Task instructions:
Exactly as written, retype the listing below, omitting the pictures.

═════ Records for the task

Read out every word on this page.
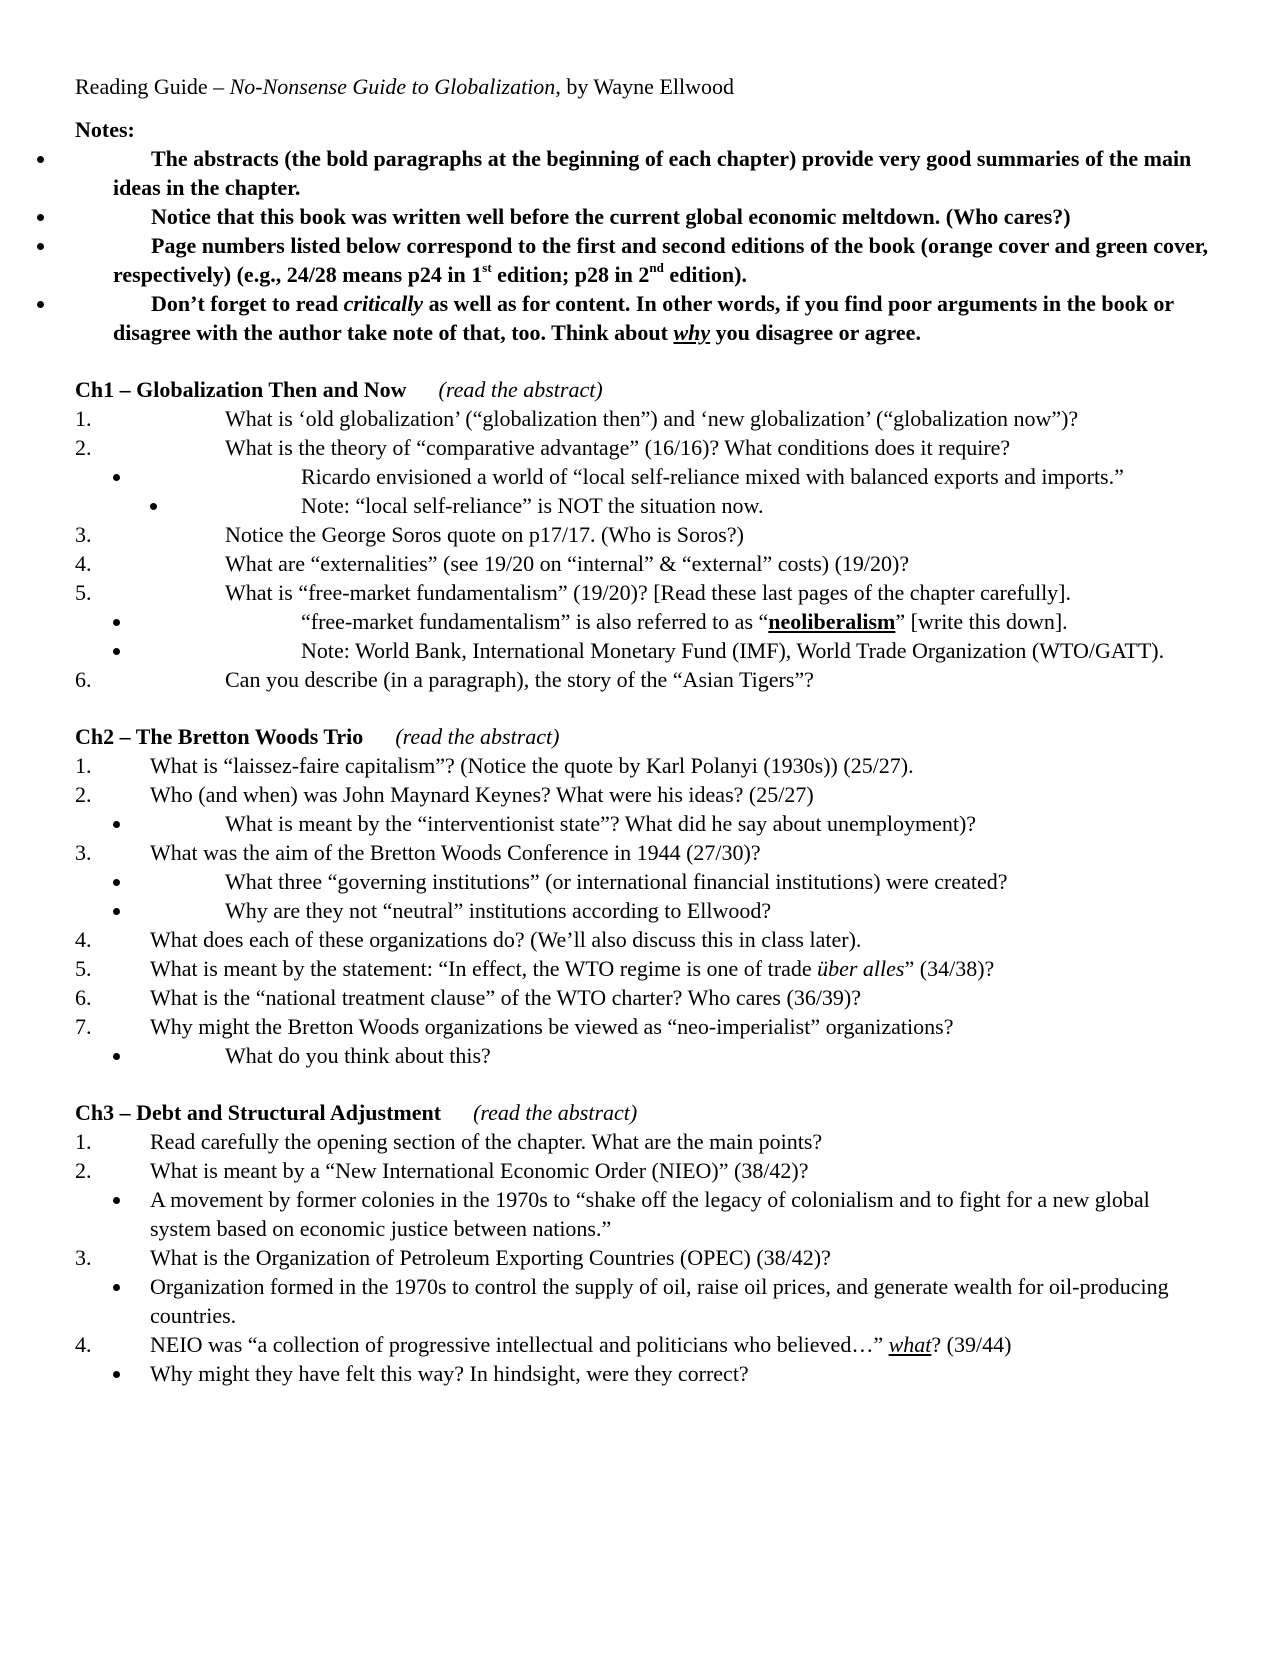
Reading Guide – No-Nonsense Guide to Globalization, by Wayne Ellwood
Notes:
The abstracts (the bold paragraphs at the beginning of each chapter) provide very good summaries of the main ideas in the chapter.
Notice that this book was written well before the current global economic meltdown. (Who cares?)
Page numbers listed below correspond to the first and second editions of the book (orange cover and green cover, respectively) (e.g., 24/28 means p24 in 1st edition; p28 in 2nd edition).
Don’t forget to read critically as well as for content. In other words, if you find poor arguments in the book or disagree with the author take note of that, too. Think about why you disagree or agree.
Ch1 – Globalization Then and Now (read the abstract)
1.	What is ‘old globalization’ (“globalization then”) and ‘new globalization’ (“globalization now”)?
2.	What is the theory of “comparative advantage” (16/16)? What conditions does it require?
Ricardo envisioned a world of “local self-reliance mixed with balanced exports and imports.”
Note: “local self-reliance” is NOT the situation now.
3.	Notice the George Soros quote on p17/17. (Who is Soros?)
4.	What are “externalities” (see 19/20 on “internal” & “external” costs) (19/20)?
5.	What is “free-market fundamentalism” (19/20)? [Read these last pages of the chapter carefully].
“free-market fundamentalism” is also referred to as “neoliberalism” [write this down].
Note: World Bank, International Monetary Fund (IMF), World Trade Organization (WTO/GATT).
6.	Can you describe (in a paragraph), the story of the “Asian Tigers”?
Ch2 – The Bretton Woods Trio (read the abstract)
1.	What is “laissez-faire capitalism”? (Notice the quote by Karl Polanyi (1930s)) (25/27).
2.	Who (and when) was John Maynard Keynes? What were his ideas? (25/27)
What is meant by the “interventionist state”? What did he say about unemployment)?
3.	What was the aim of the Bretton Woods Conference in 1944 (27/30)?
What three “governing institutions” (or international financial institutions) were created?
Why are they not “neutral” institutions according to Ellwood?
4.	What does each of these organizations do? (We’ll also discuss this in class later).
5.	What is meant by the statement: “In effect, the WTO regime is one of trade über alles” (34/38)?
6.	What is the “national treatment clause” of the WTO charter? Who cares (36/39)?
7.	Why might the Bretton Woods organizations be viewed as “neo-imperialist” organizations?
What do you think about this?
Ch3 – Debt and Structural Adjustment (read the abstract)
1.	Read carefully the opening section of the chapter. What are the main points?
2.	What is meant by a “New International Economic Order (NIEO)” (38/42)?
A movement by former colonies in the 1970s to “shake off the legacy of colonialism and to fight for a new global system based on economic justice between nations.”
3.	What is the Organization of Petroleum Exporting Countries (OPEC) (38/42)?
Organization formed in the 1970s to control the supply of oil, raise oil prices, and generate wealth for oil-producing countries.
4.	NEIO was “a collection of progressive intellectual and politicians who believed…” what? (39/44)
Why might they have felt this way? In hindsight, were they correct?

══════════

Response:
Read out every word on this page.
Reading Guide – No-Nonsense Guide to Globalization, by Wayne Ellwood
Notes:
The abstracts (the bold paragraphs at the beginning of each chapter) provide very good summaries of the main ideas in the chapter.
Notice that this book was written well before the current global economic meltdown. (Who cares?)
Page numbers listed below correspond to the first and second editions of the book (orange cover and green cover, respectively) (e.g., 24/28 means p24 in 1st edition; p28 in 2nd edition).
Don’t forget to read critically as well as for content. In other words, if you find poor arguments in the book or disagree with the author take note of that, too. Think about why you disagree or agree.
Ch1 – Globalization Then and Now (read the abstract)
1.	What is ‘old globalization’ (“globalization then”) and ‘new globalization’ (“globalization now”)?
2.	What is the theory of “comparative advantage” (16/16)? What conditions does it require?
Ricardo envisioned a world of “local self-reliance mixed with balanced exports and imports.”
Note: “local self-reliance” is NOT the situation now.
3.	Notice the George Soros quote on p17/17. (Who is Soros?)
4.	What are “externalities” (see 19/20 on “internal” & “external” costs) (19/20)?
5.	What is “free-market fundamentalism” (19/20)? [Read these last pages of the chapter carefully].
“free-market fundamentalism” is also referred to as “neoliberalism” [write this down].
Note: World Bank, International Monetary Fund (IMF), World Trade Organization (WTO/GATT).
6.	Can you describe (in a paragraph), the story of the “Asian Tigers”?
Ch2 – The Bretton Woods Trio (read the abstract)
1.	What is “laissez-faire capitalism”? (Notice the quote by Karl Polanyi (1930s)) (25/27).
2.	Who (and when) was John Maynard Keynes? What were his ideas? (25/27)
What is meant by the “interventionist state”? What did he say about unemployment)?
3.	What was the aim of the Bretton Woods Conference in 1944 (27/30)?
What three “governing institutions” (or international financial institutions) were created?
Why are they not “neutral” institutions according to Ellwood?
4.	What does each of these organizations do? (We’ll also discuss this in class later).
5.	What is meant by the statement: “In effect, the WTO regime is one of trade über alles” (34/38)?
6.	What is the “national treatment clause” of the WTO charter? Who cares (36/39)?
7.	Why might the Bretton Woods organizations be viewed as “neo-imperialist” organizations?
What do you think about this?
Ch3 – Debt and Structural Adjustment (read the abstract)
1.	Read carefully the opening section of the chapter. What are the main points?
2.	What is meant by a “New International Economic Order (NIEO)” (38/42)?
A movement by former colonies in the 1970s to “shake off the legacy of colonialism and to fight for a new global system based on economic justice between nations.”
3.	What is the Organization of Petroleum Exporting Countries (OPEC) (38/42)?
Organization formed in the 1970s to control the supply of oil, raise oil prices, and generate wealth for oil-producing countries.
4.	NEIO was “a collection of progressive intellectual and politicians who believed…” what? (39/44)
Why might they have felt this way? In hindsight, were they correct?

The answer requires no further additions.